(Data entries)
-- start --

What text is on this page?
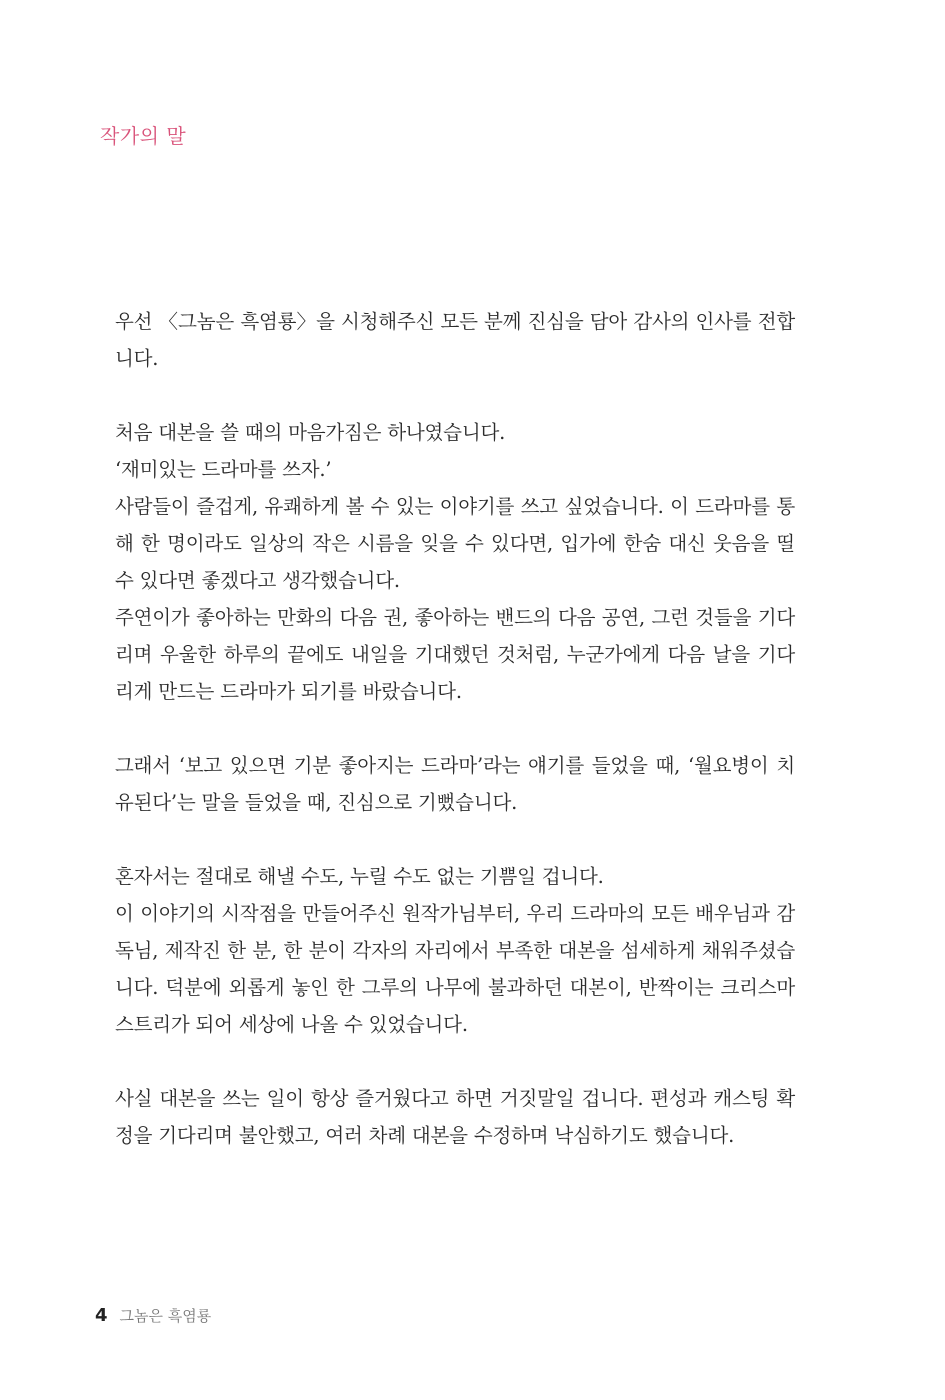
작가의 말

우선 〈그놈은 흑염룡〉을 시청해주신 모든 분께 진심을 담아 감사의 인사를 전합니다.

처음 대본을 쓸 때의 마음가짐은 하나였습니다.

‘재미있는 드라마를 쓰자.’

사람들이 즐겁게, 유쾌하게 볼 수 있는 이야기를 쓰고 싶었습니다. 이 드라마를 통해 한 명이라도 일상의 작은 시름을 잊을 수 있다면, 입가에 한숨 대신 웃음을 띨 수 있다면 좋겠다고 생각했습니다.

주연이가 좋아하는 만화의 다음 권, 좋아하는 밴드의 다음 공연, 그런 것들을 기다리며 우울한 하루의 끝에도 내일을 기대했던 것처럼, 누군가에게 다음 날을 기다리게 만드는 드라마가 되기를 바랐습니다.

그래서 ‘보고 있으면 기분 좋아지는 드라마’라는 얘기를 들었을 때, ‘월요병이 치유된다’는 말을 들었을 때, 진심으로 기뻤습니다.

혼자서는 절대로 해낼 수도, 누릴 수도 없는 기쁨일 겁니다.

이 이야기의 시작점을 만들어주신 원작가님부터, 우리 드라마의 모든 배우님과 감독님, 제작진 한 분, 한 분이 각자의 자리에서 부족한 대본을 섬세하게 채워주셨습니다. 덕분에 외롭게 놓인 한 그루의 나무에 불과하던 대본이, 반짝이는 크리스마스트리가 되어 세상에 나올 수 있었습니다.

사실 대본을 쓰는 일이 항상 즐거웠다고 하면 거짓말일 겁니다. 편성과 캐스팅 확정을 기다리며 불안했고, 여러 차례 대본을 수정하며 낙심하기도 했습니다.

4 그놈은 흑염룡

-- end --
-- start --

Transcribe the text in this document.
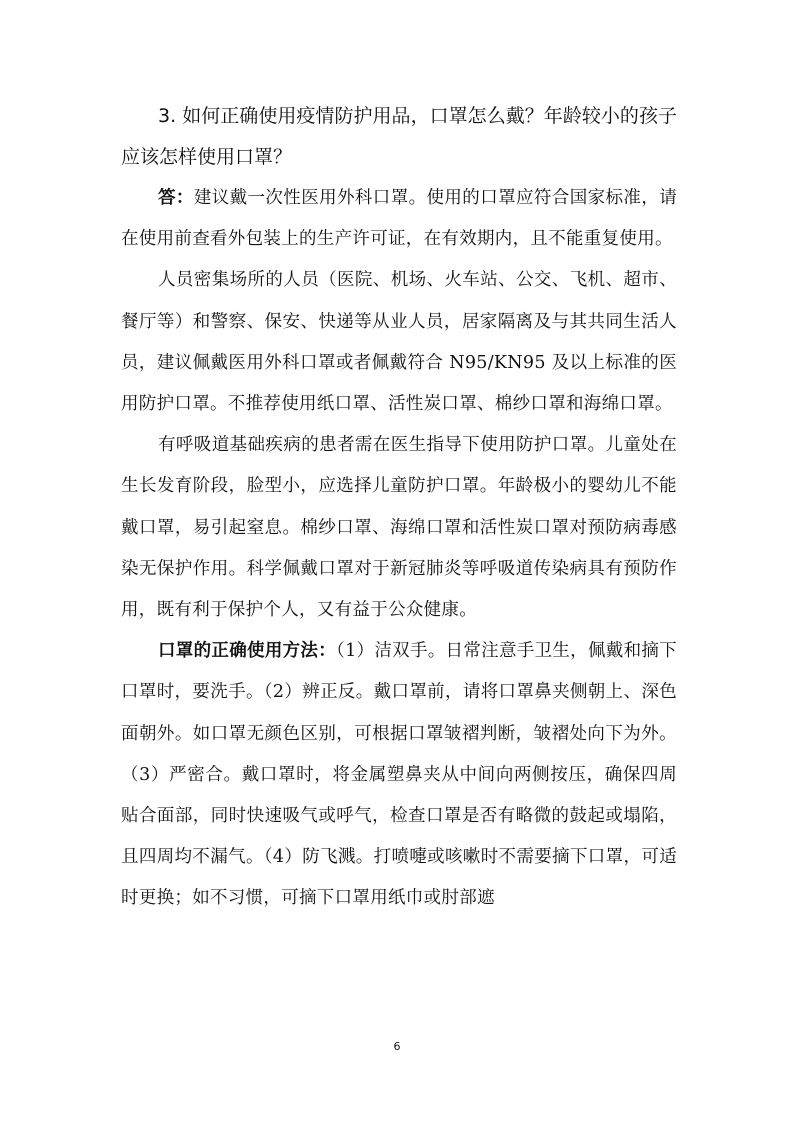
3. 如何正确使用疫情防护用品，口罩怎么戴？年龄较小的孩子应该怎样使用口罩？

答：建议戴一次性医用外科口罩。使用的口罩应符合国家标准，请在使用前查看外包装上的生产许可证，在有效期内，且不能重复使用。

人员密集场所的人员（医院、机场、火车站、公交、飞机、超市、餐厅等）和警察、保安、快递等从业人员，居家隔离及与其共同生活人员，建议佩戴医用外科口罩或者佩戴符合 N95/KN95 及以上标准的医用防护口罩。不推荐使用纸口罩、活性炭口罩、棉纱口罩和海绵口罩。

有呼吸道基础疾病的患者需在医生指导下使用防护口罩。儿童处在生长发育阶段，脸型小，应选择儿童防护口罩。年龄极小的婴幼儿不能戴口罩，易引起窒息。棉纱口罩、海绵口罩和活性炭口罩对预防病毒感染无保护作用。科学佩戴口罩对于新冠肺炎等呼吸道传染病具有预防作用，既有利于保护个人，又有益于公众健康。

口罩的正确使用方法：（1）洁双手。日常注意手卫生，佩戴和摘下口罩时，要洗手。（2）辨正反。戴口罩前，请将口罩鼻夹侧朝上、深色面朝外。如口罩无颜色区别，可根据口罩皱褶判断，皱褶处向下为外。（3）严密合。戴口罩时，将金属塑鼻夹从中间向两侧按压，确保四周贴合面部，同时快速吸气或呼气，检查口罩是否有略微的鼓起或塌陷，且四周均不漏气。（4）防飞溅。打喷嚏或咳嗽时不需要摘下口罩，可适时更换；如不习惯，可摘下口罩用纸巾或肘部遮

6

-- end --

-- Direction --
Return each line of the data that contains the string "드라마를".

-- Written response --
‘재미있는 드라마를 쓰자.’
사람들이 즐겁게, 유쾌하게 볼 수 있는 이야기를 쓰고 싶었습니다. 이 드라마를 통해 한 명이라도 일상의 작은 시름을 잊을 수 있다면, 입가에 한숨 대신 웃음을 띨 수 있다면 좋겠다고 생각했습니다.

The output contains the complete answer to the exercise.